··· Passage shown ···
= Thomas George Percy =

Alabama planter

Thomas George Percy Sr. (1786-1841) was an American planter in Alabama.

==Biography==
The son of Charles "Don Carlos" Percy, (1704–1794), a plantation owner with pretensions to blood lines of the Dukes of Northumberland, he was born in Alabama in the late 1780s and graduated from Princeton in 1806.

He married Maria Pope in 1814 or 1815. His fellow Princetonian and friend, John Walker, one of the first two senators from Alabama, married Maria's sister Matilda. Both men built houses on abutting estates in Huntsville and named their sons for each other. Through their wealthy planter father, LeRoy Pope, the sisters were related to the English poet Alexander Pope.

Percy managed the affairs for Walker while he was away in Washington, D.C. Percy stayed in Huntsville, enjoying his large library and extended family. He died in 1841 and was buried in Maple Hill Cemetery (Huntsville, Alabama).

He and Maria named their eldest son John Walker, after his boon companion. Their second son, Charles Brown, was named after a third friend in Huntsville, Samual Brown, a distinguished physician who had studied medicine at Edinburgh. (Brown married Catherine Percy; their two children died in infancy.) Percy and Maria named their third son, LeRoy Pope, after her father. The youngest was named William Alexander. John William Walker reciprocated by naming one of his sons Percy.
···
• Requirement 1: Reproduce the passage of the Thomas George Percy biography starting at "He married Maria" and ending at "Cemetery (Huntsville, Alabama).".
• Requirement 2:
Answer these questions using the Thomas George Percy biography.
(a) In what year did Percy graduate from Princeton?
(b) In which cemetery was Percy buried?
(c) What name did Percy and Maria give their third son?
The entries after this text are separate material.
··· Raw data ···
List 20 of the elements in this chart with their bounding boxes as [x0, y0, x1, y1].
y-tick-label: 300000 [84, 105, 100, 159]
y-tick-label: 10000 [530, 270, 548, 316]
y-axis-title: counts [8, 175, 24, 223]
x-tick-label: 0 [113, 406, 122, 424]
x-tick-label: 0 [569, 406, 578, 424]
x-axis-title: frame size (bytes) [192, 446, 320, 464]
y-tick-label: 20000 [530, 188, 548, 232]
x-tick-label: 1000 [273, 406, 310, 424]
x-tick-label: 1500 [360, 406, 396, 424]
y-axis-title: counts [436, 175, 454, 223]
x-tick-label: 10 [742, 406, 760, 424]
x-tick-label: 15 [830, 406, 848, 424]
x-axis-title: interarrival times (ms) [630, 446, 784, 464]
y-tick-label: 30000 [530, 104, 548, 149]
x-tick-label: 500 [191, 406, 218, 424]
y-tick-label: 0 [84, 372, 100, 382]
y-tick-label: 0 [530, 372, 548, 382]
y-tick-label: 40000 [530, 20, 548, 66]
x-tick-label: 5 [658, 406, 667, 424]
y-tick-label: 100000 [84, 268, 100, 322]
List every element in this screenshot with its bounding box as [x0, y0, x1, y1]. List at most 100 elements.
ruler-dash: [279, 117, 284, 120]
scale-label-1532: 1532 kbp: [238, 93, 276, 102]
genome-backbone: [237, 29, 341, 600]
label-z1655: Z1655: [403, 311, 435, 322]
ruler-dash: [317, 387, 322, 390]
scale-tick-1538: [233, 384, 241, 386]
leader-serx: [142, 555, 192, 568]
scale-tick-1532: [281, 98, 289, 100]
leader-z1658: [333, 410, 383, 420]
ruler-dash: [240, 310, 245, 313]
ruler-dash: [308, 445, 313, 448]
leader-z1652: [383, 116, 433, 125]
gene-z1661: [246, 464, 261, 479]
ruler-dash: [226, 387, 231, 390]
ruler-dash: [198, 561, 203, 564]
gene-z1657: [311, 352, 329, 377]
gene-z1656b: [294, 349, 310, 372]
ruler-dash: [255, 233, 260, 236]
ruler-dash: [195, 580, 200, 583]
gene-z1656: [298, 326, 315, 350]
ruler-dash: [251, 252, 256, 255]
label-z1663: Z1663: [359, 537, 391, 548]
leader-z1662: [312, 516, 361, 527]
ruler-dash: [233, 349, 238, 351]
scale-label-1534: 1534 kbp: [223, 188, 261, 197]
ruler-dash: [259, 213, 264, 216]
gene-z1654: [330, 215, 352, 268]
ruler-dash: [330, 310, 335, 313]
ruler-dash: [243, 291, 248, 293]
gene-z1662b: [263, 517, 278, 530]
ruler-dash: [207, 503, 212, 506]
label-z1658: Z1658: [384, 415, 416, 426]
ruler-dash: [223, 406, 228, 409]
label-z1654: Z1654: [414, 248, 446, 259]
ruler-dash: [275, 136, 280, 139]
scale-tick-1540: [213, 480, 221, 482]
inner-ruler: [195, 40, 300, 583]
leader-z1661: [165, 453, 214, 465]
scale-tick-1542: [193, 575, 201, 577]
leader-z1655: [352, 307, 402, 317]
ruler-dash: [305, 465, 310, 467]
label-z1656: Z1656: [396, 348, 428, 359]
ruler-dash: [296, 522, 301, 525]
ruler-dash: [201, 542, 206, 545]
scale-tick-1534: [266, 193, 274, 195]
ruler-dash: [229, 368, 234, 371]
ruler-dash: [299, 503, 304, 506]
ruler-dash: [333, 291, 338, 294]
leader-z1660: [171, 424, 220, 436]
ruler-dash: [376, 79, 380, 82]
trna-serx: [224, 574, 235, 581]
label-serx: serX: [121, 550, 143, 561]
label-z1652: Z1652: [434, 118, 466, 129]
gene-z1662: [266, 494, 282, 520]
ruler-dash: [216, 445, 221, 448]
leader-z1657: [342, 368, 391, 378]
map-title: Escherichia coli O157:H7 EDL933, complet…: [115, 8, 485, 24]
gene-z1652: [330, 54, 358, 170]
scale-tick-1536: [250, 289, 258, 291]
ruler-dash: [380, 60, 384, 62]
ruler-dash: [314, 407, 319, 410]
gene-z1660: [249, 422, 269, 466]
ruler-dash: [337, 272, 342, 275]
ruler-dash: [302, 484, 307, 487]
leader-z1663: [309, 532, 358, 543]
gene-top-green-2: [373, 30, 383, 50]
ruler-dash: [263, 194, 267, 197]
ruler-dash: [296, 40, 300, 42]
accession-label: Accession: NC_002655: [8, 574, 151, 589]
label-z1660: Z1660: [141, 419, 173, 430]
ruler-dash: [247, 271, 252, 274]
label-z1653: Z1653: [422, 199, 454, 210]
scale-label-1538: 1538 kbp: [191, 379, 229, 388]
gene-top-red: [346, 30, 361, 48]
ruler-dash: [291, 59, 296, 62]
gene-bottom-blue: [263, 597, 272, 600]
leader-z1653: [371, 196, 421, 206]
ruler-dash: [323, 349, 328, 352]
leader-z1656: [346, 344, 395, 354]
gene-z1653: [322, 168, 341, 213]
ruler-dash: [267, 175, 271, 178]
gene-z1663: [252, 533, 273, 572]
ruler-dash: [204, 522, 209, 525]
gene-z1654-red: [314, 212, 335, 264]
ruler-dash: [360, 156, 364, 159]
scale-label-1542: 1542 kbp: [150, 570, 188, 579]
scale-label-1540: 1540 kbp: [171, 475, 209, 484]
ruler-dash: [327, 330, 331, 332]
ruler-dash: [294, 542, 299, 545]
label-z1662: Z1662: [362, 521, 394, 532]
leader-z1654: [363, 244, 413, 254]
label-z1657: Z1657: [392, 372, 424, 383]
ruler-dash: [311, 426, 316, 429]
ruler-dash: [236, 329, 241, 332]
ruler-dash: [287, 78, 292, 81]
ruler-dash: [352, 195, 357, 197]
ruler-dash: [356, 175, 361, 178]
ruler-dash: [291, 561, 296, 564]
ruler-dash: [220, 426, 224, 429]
···
• Worked solution 1:
He married Maria Pope in 1814 or 1815. His fellow Princetonian and friend, John Walker, one of the first two senators from Alabama, married Maria's sister Matilda. Both men built houses on abutting estates in Huntsville and named their sons for each other. Through their wealthy planter father, LeRoy Pope, the sisters were related to the English poet Alexander Pope.

Percy managed the affairs for Walker while he was away in Washington, D.C. Percy stayed in Huntsville, enjoying his large library and extended family. He died in 1841 and was buried in Maple Hill Cemetery (Huntsville, Alabama).

• Worked solution 2:
(a) 1806
(b) Maple Hill Cemetery in Huntsville, Alabama
(c) LeRoy Pope